Every line with the word "information" in it should be extracted from the data that follows.

___ Exercise materials

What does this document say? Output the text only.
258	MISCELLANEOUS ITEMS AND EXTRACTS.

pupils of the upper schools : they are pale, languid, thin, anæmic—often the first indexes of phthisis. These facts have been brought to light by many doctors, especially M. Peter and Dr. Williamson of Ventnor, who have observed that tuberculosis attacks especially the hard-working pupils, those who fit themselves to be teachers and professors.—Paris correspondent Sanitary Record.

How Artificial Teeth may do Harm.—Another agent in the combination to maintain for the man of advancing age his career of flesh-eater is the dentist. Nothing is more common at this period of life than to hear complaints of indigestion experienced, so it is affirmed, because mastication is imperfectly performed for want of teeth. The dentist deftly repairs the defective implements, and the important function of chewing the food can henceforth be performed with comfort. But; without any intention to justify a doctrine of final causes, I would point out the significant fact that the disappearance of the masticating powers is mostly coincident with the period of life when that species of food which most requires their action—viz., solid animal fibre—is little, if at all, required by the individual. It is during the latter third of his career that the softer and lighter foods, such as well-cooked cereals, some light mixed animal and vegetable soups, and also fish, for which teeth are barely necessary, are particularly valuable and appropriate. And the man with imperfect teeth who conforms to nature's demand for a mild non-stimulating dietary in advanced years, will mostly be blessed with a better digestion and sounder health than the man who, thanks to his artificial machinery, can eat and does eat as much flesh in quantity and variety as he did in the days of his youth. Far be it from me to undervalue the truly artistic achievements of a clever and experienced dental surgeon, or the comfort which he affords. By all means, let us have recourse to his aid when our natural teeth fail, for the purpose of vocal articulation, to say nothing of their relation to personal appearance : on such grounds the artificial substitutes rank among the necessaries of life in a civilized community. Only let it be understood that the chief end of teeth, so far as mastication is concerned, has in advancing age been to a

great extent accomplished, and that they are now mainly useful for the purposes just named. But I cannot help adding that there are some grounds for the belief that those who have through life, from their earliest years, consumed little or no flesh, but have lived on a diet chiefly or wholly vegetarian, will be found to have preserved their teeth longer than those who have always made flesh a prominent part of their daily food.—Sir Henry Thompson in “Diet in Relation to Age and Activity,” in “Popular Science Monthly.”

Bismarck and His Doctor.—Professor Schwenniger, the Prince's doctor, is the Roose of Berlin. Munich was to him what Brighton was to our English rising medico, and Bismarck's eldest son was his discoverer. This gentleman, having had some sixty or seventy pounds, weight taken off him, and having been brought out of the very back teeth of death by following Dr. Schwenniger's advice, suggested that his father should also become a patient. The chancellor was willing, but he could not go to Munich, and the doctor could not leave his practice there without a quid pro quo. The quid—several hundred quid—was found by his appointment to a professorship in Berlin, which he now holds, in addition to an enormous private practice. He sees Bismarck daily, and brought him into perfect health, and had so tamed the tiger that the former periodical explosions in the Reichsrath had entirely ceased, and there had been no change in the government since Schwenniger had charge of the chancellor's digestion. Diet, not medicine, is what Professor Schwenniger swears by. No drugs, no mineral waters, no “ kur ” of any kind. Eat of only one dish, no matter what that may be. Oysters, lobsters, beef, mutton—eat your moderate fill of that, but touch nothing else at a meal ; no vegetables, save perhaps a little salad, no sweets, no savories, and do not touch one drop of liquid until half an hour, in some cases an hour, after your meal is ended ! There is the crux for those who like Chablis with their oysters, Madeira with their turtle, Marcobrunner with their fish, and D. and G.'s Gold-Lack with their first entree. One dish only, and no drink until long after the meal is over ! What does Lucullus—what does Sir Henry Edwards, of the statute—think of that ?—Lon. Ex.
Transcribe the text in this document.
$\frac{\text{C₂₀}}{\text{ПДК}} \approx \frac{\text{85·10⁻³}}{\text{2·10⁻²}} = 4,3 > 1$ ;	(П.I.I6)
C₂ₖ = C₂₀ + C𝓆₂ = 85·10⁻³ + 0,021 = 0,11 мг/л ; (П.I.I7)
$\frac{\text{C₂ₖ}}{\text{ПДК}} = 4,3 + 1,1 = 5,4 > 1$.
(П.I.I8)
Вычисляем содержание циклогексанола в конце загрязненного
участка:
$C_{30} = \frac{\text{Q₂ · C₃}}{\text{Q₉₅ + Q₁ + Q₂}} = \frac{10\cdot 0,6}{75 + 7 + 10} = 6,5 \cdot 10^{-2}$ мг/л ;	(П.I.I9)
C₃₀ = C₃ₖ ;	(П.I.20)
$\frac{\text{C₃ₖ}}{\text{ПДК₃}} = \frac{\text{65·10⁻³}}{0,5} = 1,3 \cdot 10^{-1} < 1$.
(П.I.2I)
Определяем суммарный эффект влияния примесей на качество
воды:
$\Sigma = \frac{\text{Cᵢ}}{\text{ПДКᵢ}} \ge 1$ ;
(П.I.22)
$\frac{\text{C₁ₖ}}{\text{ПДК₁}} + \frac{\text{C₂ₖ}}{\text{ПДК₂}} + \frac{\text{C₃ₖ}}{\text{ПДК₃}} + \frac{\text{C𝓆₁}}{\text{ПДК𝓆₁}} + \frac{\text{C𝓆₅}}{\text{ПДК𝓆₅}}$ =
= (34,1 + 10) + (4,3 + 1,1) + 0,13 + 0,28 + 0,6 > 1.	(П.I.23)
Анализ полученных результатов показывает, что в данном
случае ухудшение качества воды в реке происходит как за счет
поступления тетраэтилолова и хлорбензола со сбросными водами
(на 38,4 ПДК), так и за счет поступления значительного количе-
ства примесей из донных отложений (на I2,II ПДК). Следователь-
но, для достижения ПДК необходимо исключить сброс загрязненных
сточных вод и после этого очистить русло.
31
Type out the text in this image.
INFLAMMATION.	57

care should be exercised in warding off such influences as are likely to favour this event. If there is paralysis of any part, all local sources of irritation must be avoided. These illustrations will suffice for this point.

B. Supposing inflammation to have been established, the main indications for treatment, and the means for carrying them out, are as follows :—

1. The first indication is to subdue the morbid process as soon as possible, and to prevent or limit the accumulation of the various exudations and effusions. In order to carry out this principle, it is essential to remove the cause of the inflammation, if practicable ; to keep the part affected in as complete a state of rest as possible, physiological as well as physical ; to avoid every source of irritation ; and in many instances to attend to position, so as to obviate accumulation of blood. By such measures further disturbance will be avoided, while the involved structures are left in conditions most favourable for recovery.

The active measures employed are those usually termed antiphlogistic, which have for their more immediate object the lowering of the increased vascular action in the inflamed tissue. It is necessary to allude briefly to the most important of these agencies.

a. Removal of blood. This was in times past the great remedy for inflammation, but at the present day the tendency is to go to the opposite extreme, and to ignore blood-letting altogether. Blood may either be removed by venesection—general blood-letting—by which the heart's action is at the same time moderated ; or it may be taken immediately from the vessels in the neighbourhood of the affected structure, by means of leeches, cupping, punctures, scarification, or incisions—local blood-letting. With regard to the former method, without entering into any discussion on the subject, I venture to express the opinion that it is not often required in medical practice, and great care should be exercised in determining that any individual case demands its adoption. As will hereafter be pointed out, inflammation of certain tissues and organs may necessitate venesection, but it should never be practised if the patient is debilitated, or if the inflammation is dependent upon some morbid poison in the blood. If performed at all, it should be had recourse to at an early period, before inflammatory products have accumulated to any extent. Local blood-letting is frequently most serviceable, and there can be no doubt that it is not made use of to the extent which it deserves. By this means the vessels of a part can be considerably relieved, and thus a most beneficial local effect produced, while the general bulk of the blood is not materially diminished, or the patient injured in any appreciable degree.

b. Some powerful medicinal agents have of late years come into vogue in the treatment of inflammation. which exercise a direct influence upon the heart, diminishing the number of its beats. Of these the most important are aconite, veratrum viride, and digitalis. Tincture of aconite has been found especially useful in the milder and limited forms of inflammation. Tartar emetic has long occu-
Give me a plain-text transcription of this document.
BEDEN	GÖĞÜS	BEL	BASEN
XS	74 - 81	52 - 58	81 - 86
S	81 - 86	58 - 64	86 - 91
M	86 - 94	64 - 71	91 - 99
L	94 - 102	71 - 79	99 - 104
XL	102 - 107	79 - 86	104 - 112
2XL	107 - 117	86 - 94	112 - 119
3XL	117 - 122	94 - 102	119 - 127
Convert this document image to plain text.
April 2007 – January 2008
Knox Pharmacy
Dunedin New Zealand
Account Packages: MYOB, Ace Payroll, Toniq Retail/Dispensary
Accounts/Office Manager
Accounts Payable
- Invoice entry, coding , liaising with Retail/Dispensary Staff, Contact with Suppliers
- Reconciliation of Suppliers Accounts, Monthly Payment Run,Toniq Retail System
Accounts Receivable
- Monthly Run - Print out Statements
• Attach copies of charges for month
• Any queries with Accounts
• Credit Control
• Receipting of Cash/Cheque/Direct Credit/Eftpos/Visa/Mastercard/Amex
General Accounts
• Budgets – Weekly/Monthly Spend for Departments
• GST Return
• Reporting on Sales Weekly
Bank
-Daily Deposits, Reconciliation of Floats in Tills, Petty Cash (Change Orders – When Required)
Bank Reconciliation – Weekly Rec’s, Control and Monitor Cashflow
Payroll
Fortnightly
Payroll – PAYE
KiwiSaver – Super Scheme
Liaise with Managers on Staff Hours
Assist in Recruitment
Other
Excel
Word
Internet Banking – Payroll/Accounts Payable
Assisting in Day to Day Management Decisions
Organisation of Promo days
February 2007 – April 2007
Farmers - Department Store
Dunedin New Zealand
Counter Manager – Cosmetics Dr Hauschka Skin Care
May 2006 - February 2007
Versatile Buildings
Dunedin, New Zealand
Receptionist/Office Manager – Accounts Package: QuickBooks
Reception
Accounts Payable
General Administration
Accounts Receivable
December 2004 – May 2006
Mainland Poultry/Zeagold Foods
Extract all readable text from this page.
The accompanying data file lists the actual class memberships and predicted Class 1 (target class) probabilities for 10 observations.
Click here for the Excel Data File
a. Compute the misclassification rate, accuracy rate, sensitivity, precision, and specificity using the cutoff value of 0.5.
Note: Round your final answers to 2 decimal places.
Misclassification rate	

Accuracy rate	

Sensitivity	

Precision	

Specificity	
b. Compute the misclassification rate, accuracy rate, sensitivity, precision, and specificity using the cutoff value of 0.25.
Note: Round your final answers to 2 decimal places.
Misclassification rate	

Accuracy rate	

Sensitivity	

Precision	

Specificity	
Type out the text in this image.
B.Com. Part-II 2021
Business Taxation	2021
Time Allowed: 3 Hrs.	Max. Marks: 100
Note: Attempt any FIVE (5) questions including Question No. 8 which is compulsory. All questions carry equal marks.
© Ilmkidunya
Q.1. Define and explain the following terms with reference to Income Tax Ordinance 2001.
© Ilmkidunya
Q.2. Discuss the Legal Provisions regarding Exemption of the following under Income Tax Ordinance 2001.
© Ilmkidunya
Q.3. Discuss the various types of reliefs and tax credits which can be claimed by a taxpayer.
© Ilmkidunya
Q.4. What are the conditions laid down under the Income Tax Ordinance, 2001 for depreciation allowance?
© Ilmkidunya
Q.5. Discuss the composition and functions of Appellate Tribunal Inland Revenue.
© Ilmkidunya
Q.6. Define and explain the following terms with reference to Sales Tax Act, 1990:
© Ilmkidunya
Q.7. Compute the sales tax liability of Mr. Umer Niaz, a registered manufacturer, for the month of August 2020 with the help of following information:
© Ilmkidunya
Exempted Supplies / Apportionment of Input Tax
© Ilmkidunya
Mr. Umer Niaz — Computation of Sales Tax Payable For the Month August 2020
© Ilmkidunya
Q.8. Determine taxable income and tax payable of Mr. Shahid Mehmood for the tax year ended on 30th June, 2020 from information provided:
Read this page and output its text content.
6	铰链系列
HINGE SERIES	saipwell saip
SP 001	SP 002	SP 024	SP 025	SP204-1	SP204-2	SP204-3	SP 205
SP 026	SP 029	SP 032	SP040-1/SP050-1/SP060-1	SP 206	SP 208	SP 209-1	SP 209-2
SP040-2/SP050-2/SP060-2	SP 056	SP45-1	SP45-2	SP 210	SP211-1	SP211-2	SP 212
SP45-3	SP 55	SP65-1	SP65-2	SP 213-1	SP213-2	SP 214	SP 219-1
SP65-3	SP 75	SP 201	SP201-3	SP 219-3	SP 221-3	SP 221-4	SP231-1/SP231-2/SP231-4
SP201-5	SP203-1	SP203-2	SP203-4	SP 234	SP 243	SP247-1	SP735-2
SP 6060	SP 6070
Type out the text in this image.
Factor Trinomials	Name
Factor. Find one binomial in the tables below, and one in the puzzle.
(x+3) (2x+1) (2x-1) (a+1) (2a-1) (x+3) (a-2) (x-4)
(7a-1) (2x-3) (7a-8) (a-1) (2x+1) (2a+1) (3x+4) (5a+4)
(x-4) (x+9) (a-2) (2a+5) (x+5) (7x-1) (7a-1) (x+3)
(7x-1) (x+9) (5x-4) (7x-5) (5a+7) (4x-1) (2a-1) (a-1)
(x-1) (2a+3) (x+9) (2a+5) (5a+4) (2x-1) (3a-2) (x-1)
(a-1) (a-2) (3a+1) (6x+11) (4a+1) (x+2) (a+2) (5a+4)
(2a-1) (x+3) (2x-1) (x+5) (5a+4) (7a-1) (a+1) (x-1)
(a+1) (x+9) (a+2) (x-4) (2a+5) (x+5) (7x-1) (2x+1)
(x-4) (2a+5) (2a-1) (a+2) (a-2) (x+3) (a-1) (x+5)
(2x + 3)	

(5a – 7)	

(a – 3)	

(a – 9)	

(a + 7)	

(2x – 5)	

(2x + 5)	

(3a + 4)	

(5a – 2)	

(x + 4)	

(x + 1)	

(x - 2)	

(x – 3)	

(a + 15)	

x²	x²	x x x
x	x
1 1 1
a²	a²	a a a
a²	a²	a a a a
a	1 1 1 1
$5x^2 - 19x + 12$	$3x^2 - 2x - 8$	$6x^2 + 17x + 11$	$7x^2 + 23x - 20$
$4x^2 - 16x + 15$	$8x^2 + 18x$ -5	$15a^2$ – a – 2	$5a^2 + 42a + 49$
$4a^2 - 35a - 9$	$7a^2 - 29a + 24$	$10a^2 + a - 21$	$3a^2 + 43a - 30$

______

● **Finished task**:
Q.7. Compute the sales tax liability of Mr. Umer Niaz, a registered manufacturer, for the month of August 2020 with the help of following information:
Q.8. Determine taxable income and tax payable of Mr. Shahid Mehmood for the tax year ended on 30th June, 2020 from information provided:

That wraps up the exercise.